== REQUIRED TASK ==
Read through the records below and copy each line that uses the word "then".

====

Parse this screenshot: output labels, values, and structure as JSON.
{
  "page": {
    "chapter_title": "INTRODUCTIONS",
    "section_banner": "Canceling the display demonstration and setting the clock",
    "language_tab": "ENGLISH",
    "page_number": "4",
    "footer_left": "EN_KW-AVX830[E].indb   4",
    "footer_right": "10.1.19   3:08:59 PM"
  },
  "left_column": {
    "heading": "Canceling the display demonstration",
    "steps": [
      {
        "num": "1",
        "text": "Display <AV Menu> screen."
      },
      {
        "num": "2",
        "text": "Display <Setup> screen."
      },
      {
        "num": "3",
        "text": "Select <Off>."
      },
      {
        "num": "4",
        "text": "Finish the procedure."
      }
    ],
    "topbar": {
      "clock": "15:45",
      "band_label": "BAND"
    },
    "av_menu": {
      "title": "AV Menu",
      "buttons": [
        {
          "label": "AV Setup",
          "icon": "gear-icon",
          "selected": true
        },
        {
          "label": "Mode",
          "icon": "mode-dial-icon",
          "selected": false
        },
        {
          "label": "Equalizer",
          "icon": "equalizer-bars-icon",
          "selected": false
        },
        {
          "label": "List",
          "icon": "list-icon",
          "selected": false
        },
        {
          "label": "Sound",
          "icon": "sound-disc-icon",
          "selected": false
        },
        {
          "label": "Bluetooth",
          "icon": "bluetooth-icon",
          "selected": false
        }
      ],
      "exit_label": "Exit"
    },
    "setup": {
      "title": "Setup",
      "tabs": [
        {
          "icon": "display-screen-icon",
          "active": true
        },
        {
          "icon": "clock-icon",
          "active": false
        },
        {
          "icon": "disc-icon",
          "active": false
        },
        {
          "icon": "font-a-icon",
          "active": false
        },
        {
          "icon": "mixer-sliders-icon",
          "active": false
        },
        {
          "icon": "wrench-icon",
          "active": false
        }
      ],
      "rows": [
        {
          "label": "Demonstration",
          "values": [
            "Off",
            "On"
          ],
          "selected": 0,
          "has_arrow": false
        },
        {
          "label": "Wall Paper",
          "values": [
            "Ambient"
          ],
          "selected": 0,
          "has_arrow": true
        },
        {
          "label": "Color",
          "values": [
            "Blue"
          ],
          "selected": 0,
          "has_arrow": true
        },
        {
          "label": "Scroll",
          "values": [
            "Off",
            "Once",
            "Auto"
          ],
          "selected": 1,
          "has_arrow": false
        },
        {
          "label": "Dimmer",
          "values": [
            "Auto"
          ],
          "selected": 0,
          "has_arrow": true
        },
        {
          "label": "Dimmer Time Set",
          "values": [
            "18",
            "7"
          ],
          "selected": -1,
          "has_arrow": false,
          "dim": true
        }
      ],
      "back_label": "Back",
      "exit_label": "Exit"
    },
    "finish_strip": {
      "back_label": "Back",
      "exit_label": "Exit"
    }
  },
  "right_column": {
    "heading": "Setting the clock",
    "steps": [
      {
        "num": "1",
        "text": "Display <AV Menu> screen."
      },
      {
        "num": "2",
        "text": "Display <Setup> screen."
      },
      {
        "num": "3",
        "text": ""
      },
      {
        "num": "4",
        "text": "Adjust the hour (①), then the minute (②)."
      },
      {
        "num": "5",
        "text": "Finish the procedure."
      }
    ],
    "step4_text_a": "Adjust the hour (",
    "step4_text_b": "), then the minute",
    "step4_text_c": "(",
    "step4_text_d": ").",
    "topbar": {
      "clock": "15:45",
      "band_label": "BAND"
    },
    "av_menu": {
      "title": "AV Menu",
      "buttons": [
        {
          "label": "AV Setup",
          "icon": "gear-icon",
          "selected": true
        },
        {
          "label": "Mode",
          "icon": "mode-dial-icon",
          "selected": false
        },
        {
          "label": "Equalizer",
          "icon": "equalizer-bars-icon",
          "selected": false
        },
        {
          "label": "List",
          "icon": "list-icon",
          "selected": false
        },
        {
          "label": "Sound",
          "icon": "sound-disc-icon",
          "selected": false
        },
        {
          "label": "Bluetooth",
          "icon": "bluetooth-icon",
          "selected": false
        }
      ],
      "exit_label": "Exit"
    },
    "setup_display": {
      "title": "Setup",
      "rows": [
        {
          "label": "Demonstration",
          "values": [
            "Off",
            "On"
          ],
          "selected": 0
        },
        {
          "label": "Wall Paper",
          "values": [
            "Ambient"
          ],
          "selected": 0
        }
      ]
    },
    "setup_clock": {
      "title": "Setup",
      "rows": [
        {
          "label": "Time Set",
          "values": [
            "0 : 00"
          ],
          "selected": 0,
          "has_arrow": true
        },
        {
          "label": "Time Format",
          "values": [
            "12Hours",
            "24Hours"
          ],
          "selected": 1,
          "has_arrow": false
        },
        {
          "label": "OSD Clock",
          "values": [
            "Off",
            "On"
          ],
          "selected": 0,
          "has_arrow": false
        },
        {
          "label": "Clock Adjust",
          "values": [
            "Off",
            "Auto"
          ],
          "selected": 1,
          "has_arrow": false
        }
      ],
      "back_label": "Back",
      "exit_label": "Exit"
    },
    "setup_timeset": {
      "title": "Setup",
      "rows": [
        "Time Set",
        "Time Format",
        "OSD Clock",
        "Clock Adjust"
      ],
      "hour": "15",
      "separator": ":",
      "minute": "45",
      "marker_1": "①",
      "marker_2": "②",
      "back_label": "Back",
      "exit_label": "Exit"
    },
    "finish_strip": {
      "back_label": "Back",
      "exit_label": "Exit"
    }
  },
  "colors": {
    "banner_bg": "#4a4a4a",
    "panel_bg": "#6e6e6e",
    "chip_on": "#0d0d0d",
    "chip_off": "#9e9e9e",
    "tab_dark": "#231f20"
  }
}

====

== TASK SOLUTION ==
        "text": "Adjust the hour (①), then the minute (②)."
    "step4_text_b": "), then the minute",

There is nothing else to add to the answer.